● **Exercise directions**
Repeat the lines of the listing below exactly, starting at the line that contains "Parse this screenshot: output" and running through the last line, both included, and only those.

● **Data section**
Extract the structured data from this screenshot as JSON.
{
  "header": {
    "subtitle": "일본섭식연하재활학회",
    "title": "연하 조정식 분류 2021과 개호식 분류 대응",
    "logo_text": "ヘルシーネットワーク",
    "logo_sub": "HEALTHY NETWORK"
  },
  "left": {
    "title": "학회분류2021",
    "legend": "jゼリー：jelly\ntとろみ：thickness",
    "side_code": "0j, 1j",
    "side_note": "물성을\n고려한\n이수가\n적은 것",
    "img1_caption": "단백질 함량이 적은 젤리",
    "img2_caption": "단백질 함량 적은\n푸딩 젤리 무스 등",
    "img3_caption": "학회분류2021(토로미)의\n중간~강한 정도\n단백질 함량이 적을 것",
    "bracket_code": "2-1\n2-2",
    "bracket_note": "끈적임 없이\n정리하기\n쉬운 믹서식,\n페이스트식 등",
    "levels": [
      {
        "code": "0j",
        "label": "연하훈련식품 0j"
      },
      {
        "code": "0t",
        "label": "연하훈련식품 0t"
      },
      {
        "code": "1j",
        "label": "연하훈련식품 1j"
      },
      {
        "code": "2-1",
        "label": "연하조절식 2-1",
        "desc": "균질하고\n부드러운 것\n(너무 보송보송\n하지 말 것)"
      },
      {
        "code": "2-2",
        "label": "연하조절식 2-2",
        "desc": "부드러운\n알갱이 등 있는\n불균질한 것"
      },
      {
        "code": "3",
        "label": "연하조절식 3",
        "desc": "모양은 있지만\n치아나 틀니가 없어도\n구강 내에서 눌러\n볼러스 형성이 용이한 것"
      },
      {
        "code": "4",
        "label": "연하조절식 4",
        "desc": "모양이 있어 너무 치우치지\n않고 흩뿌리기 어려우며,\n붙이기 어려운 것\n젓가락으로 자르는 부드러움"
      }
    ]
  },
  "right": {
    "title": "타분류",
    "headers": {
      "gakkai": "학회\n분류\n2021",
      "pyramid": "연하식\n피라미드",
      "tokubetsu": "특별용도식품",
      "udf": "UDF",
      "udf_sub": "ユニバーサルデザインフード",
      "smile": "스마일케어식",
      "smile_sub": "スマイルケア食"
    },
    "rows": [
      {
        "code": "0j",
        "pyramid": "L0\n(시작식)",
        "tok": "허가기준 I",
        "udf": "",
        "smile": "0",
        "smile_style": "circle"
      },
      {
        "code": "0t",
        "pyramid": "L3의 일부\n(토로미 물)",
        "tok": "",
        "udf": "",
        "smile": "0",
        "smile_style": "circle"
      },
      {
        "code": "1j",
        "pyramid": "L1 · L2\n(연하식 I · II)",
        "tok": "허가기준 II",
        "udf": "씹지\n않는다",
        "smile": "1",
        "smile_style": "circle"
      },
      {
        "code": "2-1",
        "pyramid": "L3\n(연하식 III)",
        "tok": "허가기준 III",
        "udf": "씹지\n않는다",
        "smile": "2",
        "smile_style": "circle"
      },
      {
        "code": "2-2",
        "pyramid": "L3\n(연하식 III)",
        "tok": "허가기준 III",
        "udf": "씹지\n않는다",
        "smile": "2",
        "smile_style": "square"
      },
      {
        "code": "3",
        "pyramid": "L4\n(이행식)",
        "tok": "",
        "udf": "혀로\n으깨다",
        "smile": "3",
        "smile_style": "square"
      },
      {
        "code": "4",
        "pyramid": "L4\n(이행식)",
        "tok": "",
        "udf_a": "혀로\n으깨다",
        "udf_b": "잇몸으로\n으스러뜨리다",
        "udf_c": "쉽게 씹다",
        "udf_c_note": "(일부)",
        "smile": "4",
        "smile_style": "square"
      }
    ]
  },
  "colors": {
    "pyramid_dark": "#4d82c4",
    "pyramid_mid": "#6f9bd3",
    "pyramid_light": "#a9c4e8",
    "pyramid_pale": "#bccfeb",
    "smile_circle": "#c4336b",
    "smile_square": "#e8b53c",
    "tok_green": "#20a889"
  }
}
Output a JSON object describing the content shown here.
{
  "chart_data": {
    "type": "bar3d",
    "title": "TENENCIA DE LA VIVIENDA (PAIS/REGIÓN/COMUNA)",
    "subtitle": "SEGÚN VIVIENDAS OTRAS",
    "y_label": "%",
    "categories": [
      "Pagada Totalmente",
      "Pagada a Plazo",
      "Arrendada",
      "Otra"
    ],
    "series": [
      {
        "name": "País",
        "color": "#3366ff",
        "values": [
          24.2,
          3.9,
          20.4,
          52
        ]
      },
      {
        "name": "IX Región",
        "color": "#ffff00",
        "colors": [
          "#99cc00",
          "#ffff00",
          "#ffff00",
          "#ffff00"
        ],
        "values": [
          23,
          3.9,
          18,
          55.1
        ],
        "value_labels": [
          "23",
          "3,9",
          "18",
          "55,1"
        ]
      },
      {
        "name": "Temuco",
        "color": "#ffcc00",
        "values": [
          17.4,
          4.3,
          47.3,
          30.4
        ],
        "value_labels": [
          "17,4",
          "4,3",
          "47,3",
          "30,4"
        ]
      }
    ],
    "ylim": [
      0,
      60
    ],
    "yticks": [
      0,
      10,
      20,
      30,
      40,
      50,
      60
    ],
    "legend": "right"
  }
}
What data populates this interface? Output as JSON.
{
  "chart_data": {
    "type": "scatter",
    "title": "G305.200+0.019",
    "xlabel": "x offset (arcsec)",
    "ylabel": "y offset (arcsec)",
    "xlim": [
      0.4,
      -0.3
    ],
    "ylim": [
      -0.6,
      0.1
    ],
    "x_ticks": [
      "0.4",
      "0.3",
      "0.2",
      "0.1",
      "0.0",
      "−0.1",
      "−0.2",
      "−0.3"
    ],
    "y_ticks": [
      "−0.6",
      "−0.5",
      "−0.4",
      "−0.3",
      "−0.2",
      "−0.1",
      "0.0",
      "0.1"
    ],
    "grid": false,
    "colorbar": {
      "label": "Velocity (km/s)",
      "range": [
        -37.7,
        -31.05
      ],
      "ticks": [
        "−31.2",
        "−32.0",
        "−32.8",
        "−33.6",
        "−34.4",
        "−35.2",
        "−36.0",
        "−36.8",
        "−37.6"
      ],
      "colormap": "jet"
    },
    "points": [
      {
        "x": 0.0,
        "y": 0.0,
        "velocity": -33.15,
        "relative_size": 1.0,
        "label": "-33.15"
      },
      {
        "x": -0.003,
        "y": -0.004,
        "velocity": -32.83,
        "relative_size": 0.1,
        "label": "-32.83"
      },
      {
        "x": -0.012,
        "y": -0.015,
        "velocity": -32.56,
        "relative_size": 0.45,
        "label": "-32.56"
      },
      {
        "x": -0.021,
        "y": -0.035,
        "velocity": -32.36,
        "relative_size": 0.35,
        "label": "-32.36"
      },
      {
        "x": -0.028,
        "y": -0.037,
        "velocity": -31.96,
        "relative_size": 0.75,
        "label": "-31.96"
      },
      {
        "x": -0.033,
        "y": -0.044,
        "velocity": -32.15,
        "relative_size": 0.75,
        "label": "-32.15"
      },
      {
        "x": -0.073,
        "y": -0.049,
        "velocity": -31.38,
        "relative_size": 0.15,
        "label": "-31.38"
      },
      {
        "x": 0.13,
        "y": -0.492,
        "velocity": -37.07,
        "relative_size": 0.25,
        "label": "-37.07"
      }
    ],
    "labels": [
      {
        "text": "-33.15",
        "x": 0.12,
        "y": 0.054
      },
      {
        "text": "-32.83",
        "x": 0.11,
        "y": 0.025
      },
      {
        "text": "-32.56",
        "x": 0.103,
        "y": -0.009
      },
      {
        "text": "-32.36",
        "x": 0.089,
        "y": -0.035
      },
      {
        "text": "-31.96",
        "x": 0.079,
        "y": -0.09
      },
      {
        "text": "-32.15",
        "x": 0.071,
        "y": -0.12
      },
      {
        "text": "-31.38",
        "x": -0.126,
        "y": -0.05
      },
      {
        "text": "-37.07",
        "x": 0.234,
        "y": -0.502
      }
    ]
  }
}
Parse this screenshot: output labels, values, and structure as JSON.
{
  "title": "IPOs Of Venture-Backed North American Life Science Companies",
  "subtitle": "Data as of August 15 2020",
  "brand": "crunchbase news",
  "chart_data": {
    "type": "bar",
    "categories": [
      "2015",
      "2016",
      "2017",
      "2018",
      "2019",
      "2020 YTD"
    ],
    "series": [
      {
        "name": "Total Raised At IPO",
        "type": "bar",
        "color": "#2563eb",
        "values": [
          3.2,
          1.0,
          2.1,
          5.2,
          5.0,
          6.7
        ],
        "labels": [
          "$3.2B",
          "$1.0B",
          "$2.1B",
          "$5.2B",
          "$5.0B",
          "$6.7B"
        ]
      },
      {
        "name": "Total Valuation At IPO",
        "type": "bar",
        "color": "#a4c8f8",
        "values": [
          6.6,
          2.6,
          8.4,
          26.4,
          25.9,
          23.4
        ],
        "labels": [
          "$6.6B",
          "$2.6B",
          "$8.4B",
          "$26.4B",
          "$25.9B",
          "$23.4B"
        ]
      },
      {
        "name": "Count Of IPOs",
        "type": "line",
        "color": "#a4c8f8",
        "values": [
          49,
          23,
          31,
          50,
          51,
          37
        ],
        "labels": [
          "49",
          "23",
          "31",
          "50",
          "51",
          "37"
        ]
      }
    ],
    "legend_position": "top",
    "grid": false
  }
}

● **Task solution**
Parse this screenshot: output labels, values, and structure as JSON.
{
  "title": "IPOs Of Venture-Backed North American Life Science Companies",
  "subtitle": "Data as of August 15 2020",
  "brand": "crunchbase news",
  "chart_data": {
    "type": "bar",
    "categories": [
      "2015",
      "2016",
      "2017",
      "2018",
      "2019",
      "2020 YTD"
    ],
    "series": [
      {
        "name": "Total Raised At IPO",
        "type": "bar",
        "color": "#2563eb",
        "values": [
          3.2,
          1.0,
          2.1,
          5.2,
          5.0,
          6.7
        ],
        "labels": [
          "$3.2B",
          "$1.0B",
          "$2.1B",
          "$5.2B",
          "$5.0B",
          "$6.7B"
        ]
      },
      {
        "name": "Total Valuation At IPO",
        "type": "bar",
        "color": "#a4c8f8",
        "values": [
          6.6,
          2.6,
          8.4,
          26.4,
          25.9,
          23.4
        ],
        "labels": [
          "$6.6B",
          "$2.6B",
          "$8.4B",
          "$26.4B",
          "$25.9B",
          "$23.4B"
        ]
      },
      {
        "name": "Count Of IPOs",
        "type": "line",
        "color": "#a4c8f8",
        "values": [
          49,
          23,
          31,
          50,
          51,
          37
        ],
        "labels": [
          "49",
          "23",
          "31",
          "50",
          "51",
          "37"
        ]
      }
    ],
    "legend_position": "top",
    "grid": false
  }
}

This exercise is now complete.